WORK INSTRUCTIONS
With pictures omitted, output the records below exactly as they appear.

================================

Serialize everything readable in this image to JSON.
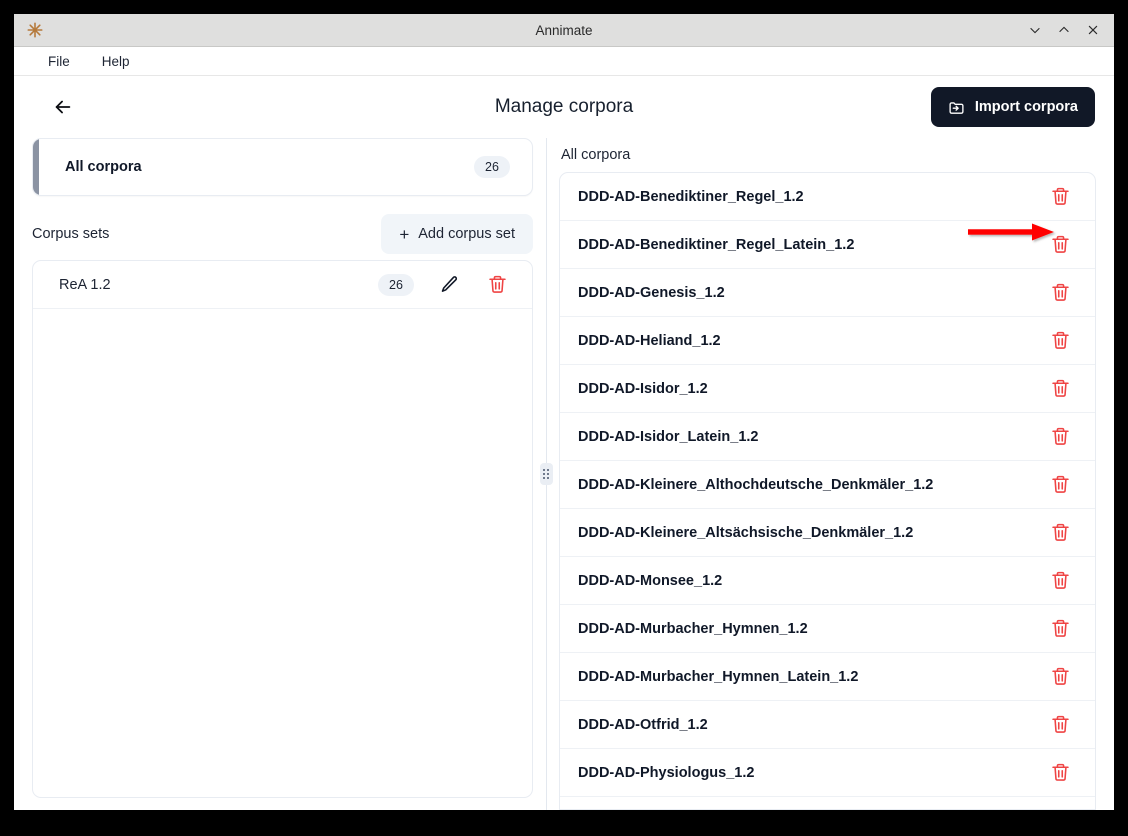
{
  "window": {
    "title": "Annimate",
    "app_icon": "asterisk-star-icon",
    "controls": {
      "minimize": "minimize-icon",
      "maximize": "maximize-icon",
      "close": "close-icon"
    }
  },
  "menu": {
    "items": [
      {
        "label": "File"
      },
      {
        "label": "Help"
      }
    ]
  },
  "header": {
    "back_icon": "arrow-left-icon",
    "title": "Manage corpora",
    "import_button": {
      "label": "Import corpora",
      "icon": "folder-import-icon",
      "background": "#111827",
      "text_color": "#ffffff"
    }
  },
  "left_pane": {
    "all_corpora": {
      "label": "All corpora",
      "count": "26",
      "accent_color": "#8b93a3",
      "selected": true
    },
    "corpus_sets": {
      "title": "Corpus sets",
      "add_button": {
        "label": "Add corpus set",
        "icon": "plus-icon"
      },
      "rows": [
        {
          "name": "ReA 1.2",
          "count": "26",
          "edit_icon": "pencil-icon",
          "delete_icon": "trash-icon"
        }
      ]
    }
  },
  "splitter": {
    "icon": "grip-vertical-icon"
  },
  "right_pane": {
    "title": "All corpora",
    "delete_icon": "trash-icon",
    "rows": [
      {
        "name": "DDD-AD-Benediktiner_Regel_1.2"
      },
      {
        "name": "DDD-AD-Benediktiner_Regel_Latein_1.2"
      },
      {
        "name": "DDD-AD-Genesis_1.2"
      },
      {
        "name": "DDD-AD-Heliand_1.2"
      },
      {
        "name": "DDD-AD-Isidor_1.2"
      },
      {
        "name": "DDD-AD-Isidor_Latein_1.2"
      },
      {
        "name": "DDD-AD-Kleinere_Althochdeutsche_Denkmäler_1.2"
      },
      {
        "name": "DDD-AD-Kleinere_Altsächsische_Denkmäler_1.2"
      },
      {
        "name": "DDD-AD-Monsee_1.2"
      },
      {
        "name": "DDD-AD-Murbacher_Hymnen_1.2"
      },
      {
        "name": "DDD-AD-Murbacher_Hymnen_Latein_1.2"
      },
      {
        "name": "DDD-AD-Otfrid_1.2"
      },
      {
        "name": "DDD-AD-Physiologus_1.2"
      }
    ]
  },
  "annotation": {
    "arrow_color": "#ff0000",
    "points_to": "delete-corpus-button-row-1"
  },
  "colors": {
    "danger": "#ef4444",
    "badge_bg": "#eef2f7",
    "border": "#e8ecf2",
    "title_bar": "#dfdfde"
  }
}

================================

RESULT BELOW
Serialize everything readable in this image to JSON.
{
  "window": {
    "title": "Annimate",
    "app_icon": "asterisk-star-icon",
    "controls": {
      "minimize": "minimize-icon",
      "maximize": "maximize-icon",
      "close": "close-icon"
    }
  },
  "menu": {
    "items": [
      {
        "label": "File"
      },
      {
        "label": "Help"
      }
    ]
  },
  "header": {
    "back_icon": "arrow-left-icon",
    "title": "Manage corpora",
    "import_button": {
      "label": "Import corpora",
      "icon": "folder-import-icon",
      "background": "#111827",
      "text_color": "#ffffff"
    }
  },
  "left_pane": {
    "all_corpora": {
      "label": "All corpora",
      "count": "26",
      "accent_color": "#8b93a3",
      "selected": true
    },
    "corpus_sets": {
      "title": "Corpus sets",
      "add_button": {
        "label": "Add corpus set",
        "icon": "plus-icon"
      },
      "rows": [
        {
          "name": "ReA 1.2",
          "count": "26",
          "edit_icon": "pencil-icon",
          "delete_icon": "trash-icon"
        }
      ]
    }
  },
  "splitter": {
    "icon": "grip-vertical-icon"
  },
  "right_pane": {
    "title": "All corpora",
    "delete_icon": "trash-icon",
    "rows": [
      {
        "name": "DDD-AD-Benediktiner_Regel_1.2"
      },
      {
        "name": "DDD-AD-Benediktiner_Regel_Latein_1.2"
      },
      {
        "name": "DDD-AD-Genesis_1.2"
      },
      {
        "name": "DDD-AD-Heliand_1.2"
      },
      {
        "name": "DDD-AD-Isidor_1.2"
      },
      {
        "name": "DDD-AD-Isidor_Latein_1.2"
      },
      {
        "name": "DDD-AD-Kleinere_Althochdeutsche_Denkmäler_1.2"
      },
      {
        "name": "DDD-AD-Kleinere_Altsächsische_Denkmäler_1.2"
      },
      {
        "name": "DDD-AD-Monsee_1.2"
      },
      {
        "name": "DDD-AD-Murbacher_Hymnen_1.2"
      },
      {
        "name": "DDD-AD-Murbacher_Hymnen_Latein_1.2"
      },
      {
        "name": "DDD-AD-Otfrid_1.2"
      },
      {
        "name": "DDD-AD-Physiologus_1.2"
      }
    ]
  },
  "annotation": {
    "arrow_color": "#ff0000",
    "points_to": "delete-corpus-button-row-1"
  },
  "colors": {
    "danger": "#ef4444",
    "badge_bg": "#eef2f7",
    "border": "#e8ecf2",
    "title_bar": "#dfdfde"
  }
}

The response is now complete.